__INFORMATION PROVIDED__.
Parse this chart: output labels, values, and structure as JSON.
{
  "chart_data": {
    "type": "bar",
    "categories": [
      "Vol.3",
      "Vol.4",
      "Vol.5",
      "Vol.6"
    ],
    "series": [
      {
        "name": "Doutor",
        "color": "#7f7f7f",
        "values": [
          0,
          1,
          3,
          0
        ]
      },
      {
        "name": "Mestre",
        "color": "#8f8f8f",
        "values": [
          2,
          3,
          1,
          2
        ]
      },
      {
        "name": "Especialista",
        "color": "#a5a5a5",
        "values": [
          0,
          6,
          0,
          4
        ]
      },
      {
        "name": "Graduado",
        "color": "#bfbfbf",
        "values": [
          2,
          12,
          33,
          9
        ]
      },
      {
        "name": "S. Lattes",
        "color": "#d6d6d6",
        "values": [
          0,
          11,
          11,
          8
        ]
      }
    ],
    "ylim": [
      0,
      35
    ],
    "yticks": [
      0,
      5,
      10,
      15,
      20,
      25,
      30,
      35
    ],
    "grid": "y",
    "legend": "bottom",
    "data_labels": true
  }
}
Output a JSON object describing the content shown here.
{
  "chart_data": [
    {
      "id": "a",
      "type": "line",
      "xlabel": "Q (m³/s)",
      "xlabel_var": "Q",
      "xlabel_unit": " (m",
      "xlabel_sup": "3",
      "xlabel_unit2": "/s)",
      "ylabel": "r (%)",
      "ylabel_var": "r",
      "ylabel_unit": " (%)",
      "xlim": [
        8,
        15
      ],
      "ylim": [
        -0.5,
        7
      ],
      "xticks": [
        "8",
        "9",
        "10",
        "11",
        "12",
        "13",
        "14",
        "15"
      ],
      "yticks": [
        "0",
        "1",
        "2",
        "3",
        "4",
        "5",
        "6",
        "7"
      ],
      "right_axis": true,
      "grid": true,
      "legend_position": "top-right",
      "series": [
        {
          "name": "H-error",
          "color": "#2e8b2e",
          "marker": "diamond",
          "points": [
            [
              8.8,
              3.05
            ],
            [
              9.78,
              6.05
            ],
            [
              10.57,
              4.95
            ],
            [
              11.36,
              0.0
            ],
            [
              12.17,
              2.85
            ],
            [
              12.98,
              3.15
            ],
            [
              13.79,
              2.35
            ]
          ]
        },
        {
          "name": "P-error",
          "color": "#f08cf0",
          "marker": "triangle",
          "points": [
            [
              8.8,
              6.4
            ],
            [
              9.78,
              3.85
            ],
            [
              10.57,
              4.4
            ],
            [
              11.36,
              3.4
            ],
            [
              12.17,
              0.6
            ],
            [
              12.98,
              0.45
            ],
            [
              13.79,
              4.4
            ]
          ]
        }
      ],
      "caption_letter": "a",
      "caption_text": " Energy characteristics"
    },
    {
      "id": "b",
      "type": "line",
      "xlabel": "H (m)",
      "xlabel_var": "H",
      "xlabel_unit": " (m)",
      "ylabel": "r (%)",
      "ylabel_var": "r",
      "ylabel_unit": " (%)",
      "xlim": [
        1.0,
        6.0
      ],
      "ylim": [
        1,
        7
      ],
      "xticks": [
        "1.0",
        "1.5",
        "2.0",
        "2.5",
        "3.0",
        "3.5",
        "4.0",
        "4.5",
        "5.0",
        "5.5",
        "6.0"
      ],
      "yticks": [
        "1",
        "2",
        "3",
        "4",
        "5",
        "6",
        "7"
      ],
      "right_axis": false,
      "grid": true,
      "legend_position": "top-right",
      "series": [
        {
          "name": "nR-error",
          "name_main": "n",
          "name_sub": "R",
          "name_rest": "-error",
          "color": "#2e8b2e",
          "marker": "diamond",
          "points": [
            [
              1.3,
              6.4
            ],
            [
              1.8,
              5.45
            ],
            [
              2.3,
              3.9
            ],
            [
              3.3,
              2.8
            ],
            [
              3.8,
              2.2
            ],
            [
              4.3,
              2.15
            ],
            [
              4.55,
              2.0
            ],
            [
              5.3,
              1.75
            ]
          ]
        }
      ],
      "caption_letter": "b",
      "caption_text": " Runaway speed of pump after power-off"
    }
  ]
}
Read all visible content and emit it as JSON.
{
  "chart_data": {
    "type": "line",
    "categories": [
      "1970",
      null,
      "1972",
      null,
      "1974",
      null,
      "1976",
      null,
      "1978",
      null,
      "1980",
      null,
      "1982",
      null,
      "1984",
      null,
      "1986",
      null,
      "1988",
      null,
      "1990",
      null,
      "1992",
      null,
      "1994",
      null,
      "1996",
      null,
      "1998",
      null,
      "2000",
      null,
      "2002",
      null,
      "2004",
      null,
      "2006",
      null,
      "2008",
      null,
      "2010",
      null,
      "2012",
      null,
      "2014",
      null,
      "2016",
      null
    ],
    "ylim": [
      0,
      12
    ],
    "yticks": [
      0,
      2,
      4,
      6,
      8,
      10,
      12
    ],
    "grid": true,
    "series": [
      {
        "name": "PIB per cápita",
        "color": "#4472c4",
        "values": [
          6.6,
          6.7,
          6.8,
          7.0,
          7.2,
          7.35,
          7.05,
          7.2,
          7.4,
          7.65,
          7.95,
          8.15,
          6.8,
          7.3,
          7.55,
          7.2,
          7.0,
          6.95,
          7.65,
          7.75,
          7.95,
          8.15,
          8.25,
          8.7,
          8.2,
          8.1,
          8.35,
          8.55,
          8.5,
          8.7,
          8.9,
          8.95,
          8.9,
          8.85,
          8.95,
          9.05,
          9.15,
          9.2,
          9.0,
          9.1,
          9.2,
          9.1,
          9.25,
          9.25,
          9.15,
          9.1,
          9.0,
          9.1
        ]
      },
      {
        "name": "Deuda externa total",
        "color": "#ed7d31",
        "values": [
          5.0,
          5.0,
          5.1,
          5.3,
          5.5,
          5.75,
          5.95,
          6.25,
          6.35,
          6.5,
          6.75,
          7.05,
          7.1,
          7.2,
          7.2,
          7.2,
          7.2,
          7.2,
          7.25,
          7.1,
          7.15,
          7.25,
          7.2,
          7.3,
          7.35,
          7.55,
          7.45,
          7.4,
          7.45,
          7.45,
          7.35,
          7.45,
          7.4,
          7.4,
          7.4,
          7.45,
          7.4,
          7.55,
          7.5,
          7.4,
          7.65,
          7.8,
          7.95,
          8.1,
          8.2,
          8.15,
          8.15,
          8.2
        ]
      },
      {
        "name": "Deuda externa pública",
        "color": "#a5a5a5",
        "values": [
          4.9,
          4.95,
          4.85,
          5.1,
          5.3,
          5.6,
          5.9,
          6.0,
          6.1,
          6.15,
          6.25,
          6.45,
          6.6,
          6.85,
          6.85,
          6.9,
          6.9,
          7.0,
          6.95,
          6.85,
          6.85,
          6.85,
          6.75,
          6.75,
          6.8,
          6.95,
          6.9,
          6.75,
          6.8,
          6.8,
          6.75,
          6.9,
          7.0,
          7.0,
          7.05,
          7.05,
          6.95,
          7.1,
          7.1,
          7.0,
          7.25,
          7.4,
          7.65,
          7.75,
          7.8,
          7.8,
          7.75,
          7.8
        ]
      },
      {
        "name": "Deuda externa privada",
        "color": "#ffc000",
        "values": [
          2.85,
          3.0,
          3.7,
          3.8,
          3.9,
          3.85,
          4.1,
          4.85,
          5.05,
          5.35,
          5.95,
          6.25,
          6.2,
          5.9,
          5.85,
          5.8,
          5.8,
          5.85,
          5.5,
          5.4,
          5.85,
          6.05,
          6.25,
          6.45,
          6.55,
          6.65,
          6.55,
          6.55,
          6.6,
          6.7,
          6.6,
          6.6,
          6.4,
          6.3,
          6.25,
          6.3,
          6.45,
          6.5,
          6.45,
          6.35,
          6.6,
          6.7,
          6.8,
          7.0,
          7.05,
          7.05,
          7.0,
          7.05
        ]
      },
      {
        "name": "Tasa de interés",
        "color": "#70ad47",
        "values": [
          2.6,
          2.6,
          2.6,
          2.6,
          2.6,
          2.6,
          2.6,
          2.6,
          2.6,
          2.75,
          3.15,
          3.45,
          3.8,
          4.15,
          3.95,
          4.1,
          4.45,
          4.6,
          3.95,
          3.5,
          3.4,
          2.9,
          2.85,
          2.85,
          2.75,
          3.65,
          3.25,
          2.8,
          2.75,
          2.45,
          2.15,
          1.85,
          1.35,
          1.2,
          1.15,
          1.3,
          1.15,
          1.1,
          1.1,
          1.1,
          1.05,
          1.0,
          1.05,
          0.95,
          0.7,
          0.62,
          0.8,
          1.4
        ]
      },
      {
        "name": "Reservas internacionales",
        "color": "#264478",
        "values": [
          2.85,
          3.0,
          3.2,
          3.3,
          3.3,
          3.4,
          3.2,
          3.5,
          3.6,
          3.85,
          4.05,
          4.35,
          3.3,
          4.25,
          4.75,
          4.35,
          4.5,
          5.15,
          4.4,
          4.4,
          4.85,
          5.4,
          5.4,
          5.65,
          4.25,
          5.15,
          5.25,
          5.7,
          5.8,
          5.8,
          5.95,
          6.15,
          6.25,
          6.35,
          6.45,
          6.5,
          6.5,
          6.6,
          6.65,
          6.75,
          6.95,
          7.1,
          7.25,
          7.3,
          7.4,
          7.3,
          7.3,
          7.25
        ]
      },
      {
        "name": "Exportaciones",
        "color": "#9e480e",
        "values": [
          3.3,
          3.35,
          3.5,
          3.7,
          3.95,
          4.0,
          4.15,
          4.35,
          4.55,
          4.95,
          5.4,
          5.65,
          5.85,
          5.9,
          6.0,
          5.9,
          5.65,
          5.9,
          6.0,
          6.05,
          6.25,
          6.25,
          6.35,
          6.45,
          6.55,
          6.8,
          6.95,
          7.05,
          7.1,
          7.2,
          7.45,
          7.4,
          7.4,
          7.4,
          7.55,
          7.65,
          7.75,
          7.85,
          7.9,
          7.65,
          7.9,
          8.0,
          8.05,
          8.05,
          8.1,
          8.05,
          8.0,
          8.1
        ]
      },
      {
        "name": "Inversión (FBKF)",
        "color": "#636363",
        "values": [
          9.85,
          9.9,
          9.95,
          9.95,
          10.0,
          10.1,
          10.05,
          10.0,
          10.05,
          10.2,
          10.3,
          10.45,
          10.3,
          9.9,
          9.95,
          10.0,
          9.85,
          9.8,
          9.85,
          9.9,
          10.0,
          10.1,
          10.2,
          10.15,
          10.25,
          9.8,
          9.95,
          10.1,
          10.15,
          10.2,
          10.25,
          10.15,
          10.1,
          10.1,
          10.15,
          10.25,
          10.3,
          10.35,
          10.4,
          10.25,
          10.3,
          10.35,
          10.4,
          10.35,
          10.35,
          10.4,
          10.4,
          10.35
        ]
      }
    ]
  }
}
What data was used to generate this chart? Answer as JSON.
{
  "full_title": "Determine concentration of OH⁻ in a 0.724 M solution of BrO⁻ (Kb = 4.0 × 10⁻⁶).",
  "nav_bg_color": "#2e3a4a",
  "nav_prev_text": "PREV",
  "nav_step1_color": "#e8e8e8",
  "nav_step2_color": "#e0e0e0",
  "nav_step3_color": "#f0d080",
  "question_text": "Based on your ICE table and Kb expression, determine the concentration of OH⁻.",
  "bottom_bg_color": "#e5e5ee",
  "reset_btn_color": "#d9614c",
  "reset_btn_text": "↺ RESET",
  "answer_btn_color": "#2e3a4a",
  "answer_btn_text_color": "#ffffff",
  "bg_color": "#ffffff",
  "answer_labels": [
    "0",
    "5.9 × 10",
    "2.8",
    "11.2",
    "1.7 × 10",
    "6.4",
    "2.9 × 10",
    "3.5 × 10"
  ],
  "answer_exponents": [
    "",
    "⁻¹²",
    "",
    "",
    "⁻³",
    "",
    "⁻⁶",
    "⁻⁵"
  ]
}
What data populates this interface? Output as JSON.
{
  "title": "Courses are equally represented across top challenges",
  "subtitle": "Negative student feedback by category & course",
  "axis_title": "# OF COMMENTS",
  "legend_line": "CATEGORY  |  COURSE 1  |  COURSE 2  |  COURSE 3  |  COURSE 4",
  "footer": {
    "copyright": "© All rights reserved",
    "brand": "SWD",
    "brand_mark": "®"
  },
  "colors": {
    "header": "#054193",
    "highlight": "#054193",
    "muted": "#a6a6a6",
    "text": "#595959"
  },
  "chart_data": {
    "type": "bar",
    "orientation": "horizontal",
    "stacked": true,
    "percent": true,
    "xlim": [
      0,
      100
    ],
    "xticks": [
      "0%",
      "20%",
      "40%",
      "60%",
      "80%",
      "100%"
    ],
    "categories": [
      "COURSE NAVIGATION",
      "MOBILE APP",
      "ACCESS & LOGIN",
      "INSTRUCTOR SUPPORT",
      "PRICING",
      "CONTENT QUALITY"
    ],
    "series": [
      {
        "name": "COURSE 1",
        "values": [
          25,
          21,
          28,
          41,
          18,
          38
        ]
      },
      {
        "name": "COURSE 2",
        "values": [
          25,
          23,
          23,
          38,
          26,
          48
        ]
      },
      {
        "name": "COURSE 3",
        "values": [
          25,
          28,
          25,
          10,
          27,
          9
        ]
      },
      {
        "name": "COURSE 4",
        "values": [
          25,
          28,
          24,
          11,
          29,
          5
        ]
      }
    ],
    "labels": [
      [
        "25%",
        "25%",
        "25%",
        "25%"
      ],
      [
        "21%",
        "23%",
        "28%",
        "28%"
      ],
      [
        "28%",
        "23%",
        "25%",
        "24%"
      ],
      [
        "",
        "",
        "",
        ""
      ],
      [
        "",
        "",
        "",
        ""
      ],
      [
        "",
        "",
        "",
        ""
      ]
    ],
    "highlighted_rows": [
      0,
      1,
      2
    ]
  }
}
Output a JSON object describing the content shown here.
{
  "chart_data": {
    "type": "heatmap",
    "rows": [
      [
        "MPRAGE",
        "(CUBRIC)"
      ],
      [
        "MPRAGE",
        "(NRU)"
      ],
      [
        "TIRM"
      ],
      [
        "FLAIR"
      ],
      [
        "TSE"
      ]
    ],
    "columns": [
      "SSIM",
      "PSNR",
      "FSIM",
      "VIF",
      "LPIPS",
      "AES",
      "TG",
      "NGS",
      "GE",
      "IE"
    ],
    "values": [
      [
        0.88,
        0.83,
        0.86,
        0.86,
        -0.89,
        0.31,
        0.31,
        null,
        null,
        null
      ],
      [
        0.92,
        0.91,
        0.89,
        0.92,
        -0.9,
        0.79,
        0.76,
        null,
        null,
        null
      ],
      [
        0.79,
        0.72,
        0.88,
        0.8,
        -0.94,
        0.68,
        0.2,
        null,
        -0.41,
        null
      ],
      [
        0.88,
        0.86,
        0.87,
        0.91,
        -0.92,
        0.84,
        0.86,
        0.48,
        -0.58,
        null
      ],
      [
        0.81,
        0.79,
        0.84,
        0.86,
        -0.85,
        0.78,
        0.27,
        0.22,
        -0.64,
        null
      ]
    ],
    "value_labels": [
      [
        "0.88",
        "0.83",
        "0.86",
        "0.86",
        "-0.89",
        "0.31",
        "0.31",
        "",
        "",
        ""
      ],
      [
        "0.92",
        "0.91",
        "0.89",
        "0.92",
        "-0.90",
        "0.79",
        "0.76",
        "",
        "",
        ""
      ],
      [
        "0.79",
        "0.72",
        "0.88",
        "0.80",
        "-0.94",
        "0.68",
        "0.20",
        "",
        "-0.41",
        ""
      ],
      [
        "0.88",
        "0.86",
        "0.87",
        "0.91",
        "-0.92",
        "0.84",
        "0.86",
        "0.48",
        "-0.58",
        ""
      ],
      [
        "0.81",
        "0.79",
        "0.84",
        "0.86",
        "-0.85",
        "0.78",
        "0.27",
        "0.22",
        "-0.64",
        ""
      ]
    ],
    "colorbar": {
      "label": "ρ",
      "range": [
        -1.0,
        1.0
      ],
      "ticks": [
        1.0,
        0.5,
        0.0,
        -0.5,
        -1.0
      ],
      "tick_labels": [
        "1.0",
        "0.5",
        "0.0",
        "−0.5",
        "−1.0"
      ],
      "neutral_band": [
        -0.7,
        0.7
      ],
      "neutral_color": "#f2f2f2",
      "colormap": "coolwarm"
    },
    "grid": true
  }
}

__TASK DESCRIPTION__.
Collect every line with the string "concentration" from the records, and copy each.

__RESPONSE TO THIS TASK__.
  "full_title": "Determine concentration of OH⁻ in a 0.724 M solution of BrO⁻ (Kb = 4.0 × 10⁻⁶).",
  "question_text": "Based on your ICE table and Kb expression, determine the concentration of OH⁻.",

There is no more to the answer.